▸ Work to be completed: Reproduce the material in full, exactly as written.

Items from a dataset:
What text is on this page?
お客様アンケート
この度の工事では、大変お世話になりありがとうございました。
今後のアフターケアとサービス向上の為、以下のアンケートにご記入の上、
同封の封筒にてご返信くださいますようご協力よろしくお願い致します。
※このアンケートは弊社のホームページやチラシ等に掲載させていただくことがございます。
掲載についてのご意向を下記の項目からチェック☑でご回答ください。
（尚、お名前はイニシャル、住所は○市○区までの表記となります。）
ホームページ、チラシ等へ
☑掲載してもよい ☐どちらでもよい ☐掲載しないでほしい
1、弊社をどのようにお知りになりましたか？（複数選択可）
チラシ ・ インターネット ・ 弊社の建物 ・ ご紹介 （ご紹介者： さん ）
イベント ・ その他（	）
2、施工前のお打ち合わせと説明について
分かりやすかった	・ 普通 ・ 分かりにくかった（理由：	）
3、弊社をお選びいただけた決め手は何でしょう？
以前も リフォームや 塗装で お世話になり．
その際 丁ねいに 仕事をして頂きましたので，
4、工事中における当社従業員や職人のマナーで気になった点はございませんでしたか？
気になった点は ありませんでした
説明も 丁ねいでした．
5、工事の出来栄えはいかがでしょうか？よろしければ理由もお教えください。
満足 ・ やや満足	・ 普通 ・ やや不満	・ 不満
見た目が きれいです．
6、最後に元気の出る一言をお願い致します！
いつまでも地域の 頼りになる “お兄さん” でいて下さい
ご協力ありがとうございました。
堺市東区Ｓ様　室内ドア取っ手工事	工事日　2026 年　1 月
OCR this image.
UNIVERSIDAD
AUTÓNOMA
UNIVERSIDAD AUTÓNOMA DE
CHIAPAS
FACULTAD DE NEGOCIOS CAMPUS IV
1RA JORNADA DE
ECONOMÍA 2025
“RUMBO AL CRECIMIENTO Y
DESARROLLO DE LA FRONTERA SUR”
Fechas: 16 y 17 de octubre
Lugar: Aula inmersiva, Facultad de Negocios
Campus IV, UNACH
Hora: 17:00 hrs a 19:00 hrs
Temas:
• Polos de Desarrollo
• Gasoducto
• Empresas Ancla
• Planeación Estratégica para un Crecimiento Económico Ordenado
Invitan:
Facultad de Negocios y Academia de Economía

▸ Answer to the problem:
What text is on this page?
お客様アンケート
この度の工事では、大変お世話になりありがとうございました。
今後のアフターケアとサービス向上の為、以下のアンケートにご記入の上、
同封の封筒にてご返信くださいますようご協力よろしくお願い致します。
※このアンケートは弊社のホームページやチラシ等に掲載させていただくことがございます。
掲載についてのご意向を下記の項目からチェック☑でご回答ください。
（尚、お名前はイニシャル、住所は○市○区までの表記となります。）
ホームページ、チラシ等へ
☑掲載してもよい ☐どちらでもよい ☐掲載しないでほしい
1、弊社をどのようにお知りになりましたか？（複数選択可）
チラシ ・ インターネット ・ 弊社の建物 ・ ご紹介 （ご紹介者： さん ）
イベント ・ その他（	）
2、施工前のお打ち合わせと説明について
分かりやすかった	・ 普通 ・ 分かりにくかった（理由：	）
3、弊社をお選びいただけた決め手は何でしょう？
以前も リフォームや 塗装で お世話になり．
その際 丁ねいに 仕事をして頂きましたので，
4、工事中における当社従業員や職人のマナーで気になった点はございませんでしたか？
気になった点は ありませんでした
説明も 丁ねいでした．
5、工事の出来栄えはいかがでしょうか？よろしければ理由もお教えください。
満足 ・ やや満足	・ 普通 ・ やや不満	・ 不満
見た目が きれいです．
6、最後に元気の出る一言をお願い致します！
いつまでも地域の 頼りになる “お兄さん” でいて下さい
ご協力ありがとうございました。
堺市東区Ｓ様　室内ドア取っ手工事	工事日　2026 年　1 月
OCR this image.
UNIVERSIDAD
AUTÓNOMA
UNIVERSIDAD AUTÓNOMA DE
CHIAPAS
FACULTAD DE NEGOCIOS CAMPUS IV
1RA JORNADA DE
ECONOMÍA 2025
“RUMBO AL CRECIMIENTO Y
DESARROLLO DE LA FRONTERA SUR”
Fechas: 16 y 17 de octubre
Lugar: Aula inmersiva, Facultad de Negocios
Campus IV, UNACH
Hora: 17:00 hrs a 19:00 hrs
Temas:
• Polos de Desarrollo
• Gasoducto
• Empresas Ancla
• Planeación Estratégica para un Crecimiento Económico Ordenado
Invitan:
Facultad de Negocios y Academia de Economía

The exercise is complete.